>> Start Data excerpts

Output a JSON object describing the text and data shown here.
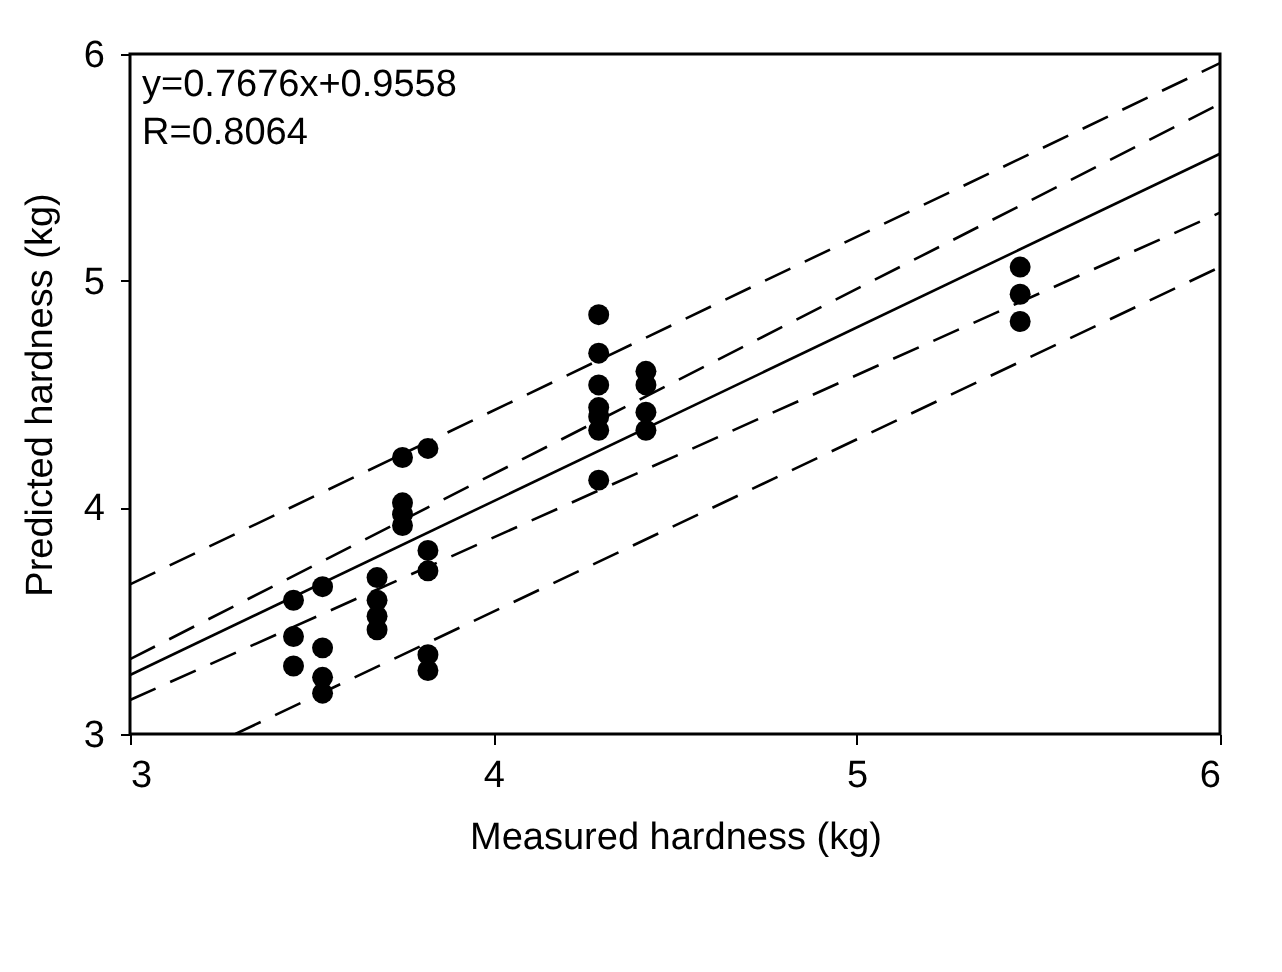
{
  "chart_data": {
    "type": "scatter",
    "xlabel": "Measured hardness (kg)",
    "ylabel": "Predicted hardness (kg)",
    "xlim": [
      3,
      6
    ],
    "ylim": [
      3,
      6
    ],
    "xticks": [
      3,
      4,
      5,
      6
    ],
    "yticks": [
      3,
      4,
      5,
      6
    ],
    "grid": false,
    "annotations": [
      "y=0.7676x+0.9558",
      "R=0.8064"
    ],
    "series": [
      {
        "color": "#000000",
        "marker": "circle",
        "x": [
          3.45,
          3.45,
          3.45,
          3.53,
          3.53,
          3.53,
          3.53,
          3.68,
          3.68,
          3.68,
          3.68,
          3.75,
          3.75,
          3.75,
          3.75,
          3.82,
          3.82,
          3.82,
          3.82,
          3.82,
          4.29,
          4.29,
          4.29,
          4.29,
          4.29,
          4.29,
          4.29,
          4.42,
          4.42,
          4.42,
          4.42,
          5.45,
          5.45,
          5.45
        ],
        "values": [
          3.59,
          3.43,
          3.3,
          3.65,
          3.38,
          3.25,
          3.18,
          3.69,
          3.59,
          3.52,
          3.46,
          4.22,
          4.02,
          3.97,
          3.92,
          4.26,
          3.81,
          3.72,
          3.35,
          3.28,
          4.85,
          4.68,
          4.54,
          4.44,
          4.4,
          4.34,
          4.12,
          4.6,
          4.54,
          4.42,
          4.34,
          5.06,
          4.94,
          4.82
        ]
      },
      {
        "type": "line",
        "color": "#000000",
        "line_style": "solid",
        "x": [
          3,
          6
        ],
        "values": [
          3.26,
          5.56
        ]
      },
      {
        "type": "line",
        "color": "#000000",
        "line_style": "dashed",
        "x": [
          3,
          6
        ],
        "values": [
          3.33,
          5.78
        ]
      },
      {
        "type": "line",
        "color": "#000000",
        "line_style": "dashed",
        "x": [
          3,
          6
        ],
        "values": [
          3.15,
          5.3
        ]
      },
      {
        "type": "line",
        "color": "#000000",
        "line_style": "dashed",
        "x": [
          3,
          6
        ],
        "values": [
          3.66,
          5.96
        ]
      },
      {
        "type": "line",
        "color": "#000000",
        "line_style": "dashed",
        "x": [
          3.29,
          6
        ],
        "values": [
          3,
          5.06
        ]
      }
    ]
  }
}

>> End Data excerpts
>> Start Data excerpts

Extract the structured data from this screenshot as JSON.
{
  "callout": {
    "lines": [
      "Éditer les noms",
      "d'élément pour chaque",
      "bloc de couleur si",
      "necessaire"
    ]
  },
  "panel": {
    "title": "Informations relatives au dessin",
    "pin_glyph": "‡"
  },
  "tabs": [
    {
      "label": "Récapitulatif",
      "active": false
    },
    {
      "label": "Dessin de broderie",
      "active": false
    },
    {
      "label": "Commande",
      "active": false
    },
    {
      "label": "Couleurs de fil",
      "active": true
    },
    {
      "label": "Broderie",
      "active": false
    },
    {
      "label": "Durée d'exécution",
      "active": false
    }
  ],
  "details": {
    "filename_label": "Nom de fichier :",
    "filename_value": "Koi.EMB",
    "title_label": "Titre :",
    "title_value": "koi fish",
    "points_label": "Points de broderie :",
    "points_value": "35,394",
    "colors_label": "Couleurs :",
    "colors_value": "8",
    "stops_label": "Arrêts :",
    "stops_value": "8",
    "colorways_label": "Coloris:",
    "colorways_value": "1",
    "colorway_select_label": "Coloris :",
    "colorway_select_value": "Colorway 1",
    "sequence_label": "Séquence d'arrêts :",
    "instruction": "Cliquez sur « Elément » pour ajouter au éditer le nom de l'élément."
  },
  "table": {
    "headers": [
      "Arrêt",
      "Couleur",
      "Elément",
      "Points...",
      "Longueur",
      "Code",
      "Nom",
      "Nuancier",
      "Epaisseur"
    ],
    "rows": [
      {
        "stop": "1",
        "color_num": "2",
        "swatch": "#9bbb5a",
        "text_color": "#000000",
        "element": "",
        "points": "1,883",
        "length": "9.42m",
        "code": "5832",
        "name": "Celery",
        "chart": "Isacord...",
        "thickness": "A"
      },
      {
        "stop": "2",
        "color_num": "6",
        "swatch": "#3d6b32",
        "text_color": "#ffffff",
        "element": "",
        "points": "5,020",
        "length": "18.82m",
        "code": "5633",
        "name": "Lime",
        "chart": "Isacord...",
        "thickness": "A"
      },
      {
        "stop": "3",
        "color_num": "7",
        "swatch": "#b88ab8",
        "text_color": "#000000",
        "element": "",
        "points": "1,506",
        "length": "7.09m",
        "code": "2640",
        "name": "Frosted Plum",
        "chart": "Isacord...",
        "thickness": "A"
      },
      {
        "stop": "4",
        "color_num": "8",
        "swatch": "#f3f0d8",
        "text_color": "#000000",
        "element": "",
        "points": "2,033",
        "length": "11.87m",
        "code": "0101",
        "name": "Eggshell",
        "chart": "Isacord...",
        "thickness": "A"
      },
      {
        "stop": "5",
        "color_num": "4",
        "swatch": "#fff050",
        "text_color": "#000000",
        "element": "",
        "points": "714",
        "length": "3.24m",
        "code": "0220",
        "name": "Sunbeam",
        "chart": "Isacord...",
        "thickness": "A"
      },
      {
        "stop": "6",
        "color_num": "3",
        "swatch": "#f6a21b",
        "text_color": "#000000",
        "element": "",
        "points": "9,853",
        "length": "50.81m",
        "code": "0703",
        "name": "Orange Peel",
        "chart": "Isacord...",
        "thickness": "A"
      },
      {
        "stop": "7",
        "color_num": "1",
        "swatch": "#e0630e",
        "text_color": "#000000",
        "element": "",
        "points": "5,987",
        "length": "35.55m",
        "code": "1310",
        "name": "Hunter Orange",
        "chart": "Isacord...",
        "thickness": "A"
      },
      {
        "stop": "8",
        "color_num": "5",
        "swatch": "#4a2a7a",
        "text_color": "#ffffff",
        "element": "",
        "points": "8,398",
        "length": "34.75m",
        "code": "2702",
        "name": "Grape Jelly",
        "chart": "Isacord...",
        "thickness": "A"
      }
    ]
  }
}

>> End Data excerpts

[Problem to solve] Report all lines of the data above that include the string "pour".

[Written answer]
      "d'élément pour chaque",
    "instruction": "Cliquez sur « Elément » pour ajouter au éditer le nom de l'élément."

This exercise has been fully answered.